Locate every line in the material below that has the word "JSON". Copy each of those lines.

[Figure collection entries]
---

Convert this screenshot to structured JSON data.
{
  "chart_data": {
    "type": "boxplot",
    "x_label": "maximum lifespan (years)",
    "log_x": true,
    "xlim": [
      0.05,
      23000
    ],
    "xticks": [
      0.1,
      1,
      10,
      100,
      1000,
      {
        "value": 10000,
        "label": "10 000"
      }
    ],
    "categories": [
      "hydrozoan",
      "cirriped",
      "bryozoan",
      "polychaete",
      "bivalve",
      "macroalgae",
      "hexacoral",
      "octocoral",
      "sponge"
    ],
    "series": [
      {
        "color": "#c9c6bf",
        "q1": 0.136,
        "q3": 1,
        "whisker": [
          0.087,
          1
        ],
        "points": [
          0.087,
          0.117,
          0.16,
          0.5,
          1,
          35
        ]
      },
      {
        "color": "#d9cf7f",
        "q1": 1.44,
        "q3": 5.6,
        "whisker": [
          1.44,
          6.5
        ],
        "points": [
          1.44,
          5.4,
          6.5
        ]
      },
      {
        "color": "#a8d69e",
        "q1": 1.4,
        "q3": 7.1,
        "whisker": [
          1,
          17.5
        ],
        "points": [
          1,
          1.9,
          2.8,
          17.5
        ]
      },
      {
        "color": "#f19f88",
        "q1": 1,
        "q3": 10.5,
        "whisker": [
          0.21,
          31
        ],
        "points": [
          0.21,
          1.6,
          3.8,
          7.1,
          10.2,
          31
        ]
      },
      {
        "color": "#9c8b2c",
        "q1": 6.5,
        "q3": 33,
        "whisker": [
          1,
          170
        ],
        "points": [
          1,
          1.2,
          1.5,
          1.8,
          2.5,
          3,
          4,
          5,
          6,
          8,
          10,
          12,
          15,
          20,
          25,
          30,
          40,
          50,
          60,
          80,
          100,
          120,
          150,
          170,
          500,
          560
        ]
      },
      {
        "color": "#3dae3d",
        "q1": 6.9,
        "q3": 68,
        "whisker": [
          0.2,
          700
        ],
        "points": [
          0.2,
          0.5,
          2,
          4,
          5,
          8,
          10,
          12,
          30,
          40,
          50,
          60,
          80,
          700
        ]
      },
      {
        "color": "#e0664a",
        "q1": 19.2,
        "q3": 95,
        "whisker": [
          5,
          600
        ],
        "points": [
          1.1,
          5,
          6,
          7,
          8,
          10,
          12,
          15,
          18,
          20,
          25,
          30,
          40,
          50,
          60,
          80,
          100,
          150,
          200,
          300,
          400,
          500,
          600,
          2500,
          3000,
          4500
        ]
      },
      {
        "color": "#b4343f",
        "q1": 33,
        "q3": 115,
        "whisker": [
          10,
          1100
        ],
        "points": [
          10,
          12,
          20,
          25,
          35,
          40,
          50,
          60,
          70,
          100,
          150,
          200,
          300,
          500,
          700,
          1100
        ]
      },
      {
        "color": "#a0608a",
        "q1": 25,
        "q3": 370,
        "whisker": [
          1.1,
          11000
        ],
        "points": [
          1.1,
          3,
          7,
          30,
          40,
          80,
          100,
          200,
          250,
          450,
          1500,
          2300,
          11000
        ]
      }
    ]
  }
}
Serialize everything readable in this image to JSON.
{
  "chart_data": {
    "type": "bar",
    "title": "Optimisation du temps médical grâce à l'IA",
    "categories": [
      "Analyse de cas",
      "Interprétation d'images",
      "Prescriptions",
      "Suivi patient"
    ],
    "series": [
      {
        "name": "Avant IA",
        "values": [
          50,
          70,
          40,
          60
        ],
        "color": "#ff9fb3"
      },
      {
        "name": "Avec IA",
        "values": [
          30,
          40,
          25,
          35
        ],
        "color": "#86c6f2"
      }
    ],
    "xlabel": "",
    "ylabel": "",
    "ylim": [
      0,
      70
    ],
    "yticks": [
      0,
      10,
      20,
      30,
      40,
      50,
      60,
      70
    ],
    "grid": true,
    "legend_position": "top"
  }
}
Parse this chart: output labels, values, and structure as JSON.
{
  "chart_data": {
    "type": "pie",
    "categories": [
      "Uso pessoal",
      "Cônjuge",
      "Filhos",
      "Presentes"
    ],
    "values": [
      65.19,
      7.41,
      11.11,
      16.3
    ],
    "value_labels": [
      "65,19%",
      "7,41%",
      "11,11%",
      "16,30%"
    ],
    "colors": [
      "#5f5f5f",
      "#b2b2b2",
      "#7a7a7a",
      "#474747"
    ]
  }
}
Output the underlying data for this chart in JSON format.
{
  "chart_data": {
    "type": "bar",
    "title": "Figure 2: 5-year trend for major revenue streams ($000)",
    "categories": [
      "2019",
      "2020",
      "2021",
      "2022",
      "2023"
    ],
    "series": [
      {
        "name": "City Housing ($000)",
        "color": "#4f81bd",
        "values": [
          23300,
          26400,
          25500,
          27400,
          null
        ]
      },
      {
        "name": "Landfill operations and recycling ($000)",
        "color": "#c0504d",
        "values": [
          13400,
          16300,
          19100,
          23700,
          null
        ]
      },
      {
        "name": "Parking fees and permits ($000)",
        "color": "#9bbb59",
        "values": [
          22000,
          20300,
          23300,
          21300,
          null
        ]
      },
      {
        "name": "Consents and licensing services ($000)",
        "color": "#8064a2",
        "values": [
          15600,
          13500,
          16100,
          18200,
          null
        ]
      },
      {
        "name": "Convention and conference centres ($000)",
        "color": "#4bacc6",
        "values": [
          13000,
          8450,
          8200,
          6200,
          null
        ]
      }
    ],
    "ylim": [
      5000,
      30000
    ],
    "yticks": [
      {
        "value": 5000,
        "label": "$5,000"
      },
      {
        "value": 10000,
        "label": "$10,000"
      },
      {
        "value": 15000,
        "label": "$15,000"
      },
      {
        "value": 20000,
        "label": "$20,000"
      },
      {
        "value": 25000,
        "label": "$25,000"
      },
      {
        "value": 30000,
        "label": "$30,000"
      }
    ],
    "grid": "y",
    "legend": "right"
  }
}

---

> Complete output
Convert this screenshot to structured JSON data.
Serialize everything readable in this image to JSON.
Parse this chart: output labels, values, and structure as JSON.
Output the underlying data for this chart in JSON format.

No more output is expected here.